THE EXERCISE >> Your task is to extract every entry that follows word for word while excluding the pictures.

***** INFORMATION SUPPLIED

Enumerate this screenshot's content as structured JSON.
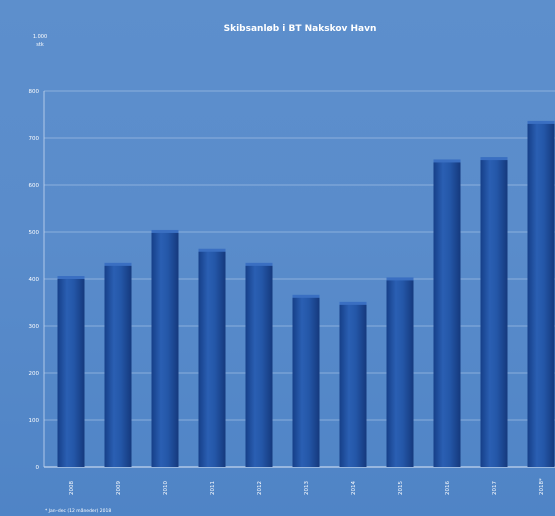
{
  "chart_data": {
    "type": "bar",
    "title": "Skibsanløb i BT Nakskov Havn",
    "unit_label": [
      "1.000",
      "stk"
    ],
    "categories": [
      "2008",
      "2009",
      "2010",
      "2011",
      "2012",
      "2013",
      "2014",
      "2015",
      "2016",
      "2017",
      "2018*"
    ],
    "values": [
      400,
      428,
      498,
      458,
      428,
      360,
      345,
      397,
      648,
      653,
      730
    ],
    "ylim": [
      0,
      800
    ],
    "yticks": [
      "0",
      "100",
      "200",
      "300",
      "400",
      "500",
      "600",
      "700",
      "800"
    ],
    "grid": true,
    "bar_color": "#1f4e9c",
    "footnote": "* Jan–dec (12 måneder) 2018"
  }
}
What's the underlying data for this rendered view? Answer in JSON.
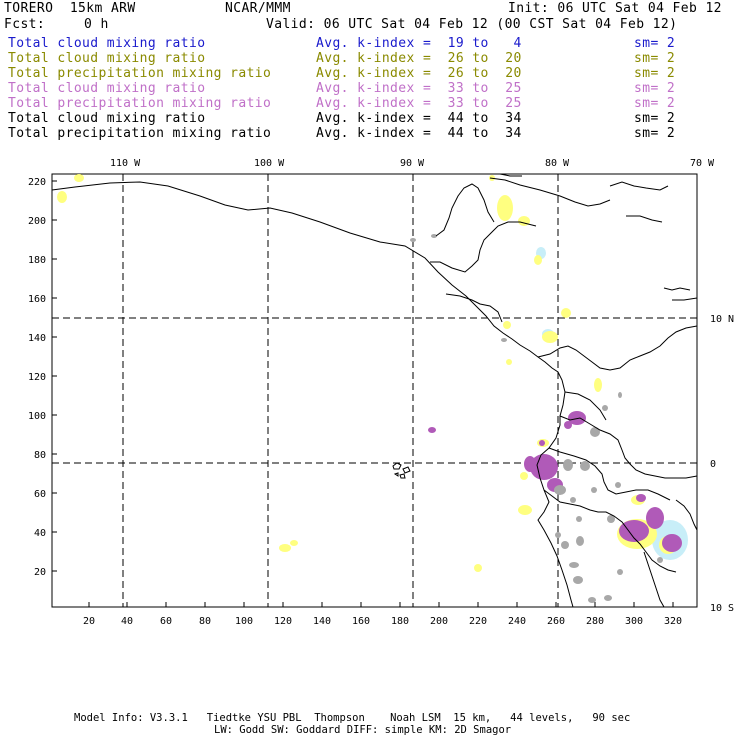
{
  "header": {
    "model": "TORERO  15km ARW",
    "org": "NCAR/MMM",
    "init": "Init: 06 UTC Sat 04 Feb 12",
    "fcst_label": "Fcst:",
    "fcst_value": "0 h",
    "valid": "Valid: 06 UTC Sat 04 Feb 12 (00 CST Sat 04 Feb 12)"
  },
  "legend": [
    {
      "field": "Total cloud mixing ratio",
      "kindex": "Avg. k-index =  19 to   4",
      "sm": "sm= 2",
      "color": "#1a1acc"
    },
    {
      "field": "Total cloud mixing ratio",
      "kindex": "Avg. k-index =  26 to  20",
      "sm": "sm= 2",
      "color": "#8a8a00"
    },
    {
      "field": "Total precipitation mixing ratio",
      "kindex": "Avg. k-index =  26 to  20",
      "sm": "sm= 2",
      "color": "#8a8a00"
    },
    {
      "field": "Total cloud mixing ratio",
      "kindex": "Avg. k-index =  33 to  25",
      "sm": "sm= 2",
      "color": "#c070c8"
    },
    {
      "field": "Total precipitation mixing ratio",
      "kindex": "Avg. k-index =  33 to  25",
      "sm": "sm= 2",
      "color": "#c070c8"
    },
    {
      "field": "Total cloud mixing ratio",
      "kindex": "Avg. k-index =  44 to  34",
      "sm": "sm= 2",
      "color": "#000000"
    },
    {
      "field": "Total precipitation mixing ratio",
      "kindex": "Avg. k-index =  44 to  34",
      "sm": "sm= 2",
      "color": "#000000"
    }
  ],
  "map": {
    "longitude_labels": [
      "110 W",
      "100 W",
      "90 W",
      "80 W",
      "70 W"
    ],
    "latitude_labels": [
      "10 N",
      "0",
      "10 S"
    ],
    "grid_x_ticks": [
      "20",
      "40",
      "60",
      "80",
      "100",
      "120",
      "140",
      "160",
      "180",
      "200",
      "220",
      "240",
      "260",
      "280",
      "300",
      "320"
    ],
    "grid_y_ticks": [
      "20",
      "40",
      "60",
      "80",
      "100",
      "120",
      "140",
      "160",
      "180",
      "200",
      "220"
    ],
    "colors": {
      "yellow": "#ffff80",
      "purple": "#b05ab8",
      "gray": "#a8a8a8",
      "light_blue": "#c8eef8",
      "coast": "#000000"
    }
  },
  "footer": {
    "line1": "Model Info: V3.3.1   Tiedtke YSU PBL  Thompson    Noah LSM  15 km,   44 levels,   90 sec",
    "line2": "LW: Godd SW: Goddard DIFF: simple KM: 2D Smagor"
  }
}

**********

REPLY TO THE TASK >>
Enumerate this screenshot's content as structured JSON.
{
  "chart_data": {
    "type": "bar",
    "title": "Skibsanløb i BT Nakskov Havn",
    "unit_label": [
      "1.000",
      "stk"
    ],
    "categories": [
      "2008",
      "2009",
      "2010",
      "2011",
      "2012",
      "2013",
      "2014",
      "2015",
      "2016",
      "2017",
      "2018*"
    ],
    "values": [
      400,
      428,
      498,
      458,
      428,
      360,
      345,
      397,
      648,
      653,
      730
    ],
    "ylim": [
      0,
      800
    ],
    "yticks": [
      "0",
      "100",
      "200",
      "300",
      "400",
      "500",
      "600",
      "700",
      "800"
    ],
    "grid": true,
    "bar_color": "#1f4e9c",
    "footnote": "* Jan–dec (12 måneder) 2018"
  }
}
What's the underlying data for this rendered view? Answer in JSON.
{
  "header": {
    "model": "TORERO  15km ARW",
    "org": "NCAR/MMM",
    "init": "Init: 06 UTC Sat 04 Feb 12",
    "fcst_label": "Fcst:",
    "fcst_value": "0 h",
    "valid": "Valid: 06 UTC Sat 04 Feb 12 (00 CST Sat 04 Feb 12)"
  },
  "legend": [
    {
      "field": "Total cloud mixing ratio",
      "kindex": "Avg. k-index =  19 to   4",
      "sm": "sm= 2",
      "color": "#1a1acc"
    },
    {
      "field": "Total cloud mixing ratio",
      "kindex": "Avg. k-index =  26 to  20",
      "sm": "sm= 2",
      "color": "#8a8a00"
    },
    {
      "field": "Total precipitation mixing ratio",
      "kindex": "Avg. k-index =  26 to  20",
      "sm": "sm= 2",
      "color": "#8a8a00"
    },
    {
      "field": "Total cloud mixing ratio",
      "kindex": "Avg. k-index =  33 to  25",
      "sm": "sm= 2",
      "color": "#c070c8"
    },
    {
      "field": "Total precipitation mixing ratio",
      "kindex": "Avg. k-index =  33 to  25",
      "sm": "sm= 2",
      "color": "#c070c8"
    },
    {
      "field": "Total cloud mixing ratio",
      "kindex": "Avg. k-index =  44 to  34",
      "sm": "sm= 2",
      "color": "#000000"
    },
    {
      "field": "Total precipitation mixing ratio",
      "kindex": "Avg. k-index =  44 to  34",
      "sm": "sm= 2",
      "color": "#000000"
    }
  ],
  "map": {
    "longitude_labels": [
      "110 W",
      "100 W",
      "90 W",
      "80 W",
      "70 W"
    ],
    "latitude_labels": [
      "10 N",
      "0",
      "10 S"
    ],
    "grid_x_ticks": [
      "20",
      "40",
      "60",
      "80",
      "100",
      "120",
      "140",
      "160",
      "180",
      "200",
      "220",
      "240",
      "260",
      "280",
      "300",
      "320"
    ],
    "grid_y_ticks": [
      "20",
      "40",
      "60",
      "80",
      "100",
      "120",
      "140",
      "160",
      "180",
      "200",
      "220"
    ],
    "colors": {
      "yellow": "#ffff80",
      "purple": "#b05ab8",
      "gray": "#a8a8a8",
      "light_blue": "#c8eef8",
      "coast": "#000000"
    }
  },
  "footer": {
    "line1": "Model Info: V3.3.1   Tiedtke YSU PBL  Thompson    Noah LSM  15 km,   44 levels,   90 sec",
    "line2": "LW: Godd SW: Goddard DIFF: simple KM: 2D Smagor"
  }
}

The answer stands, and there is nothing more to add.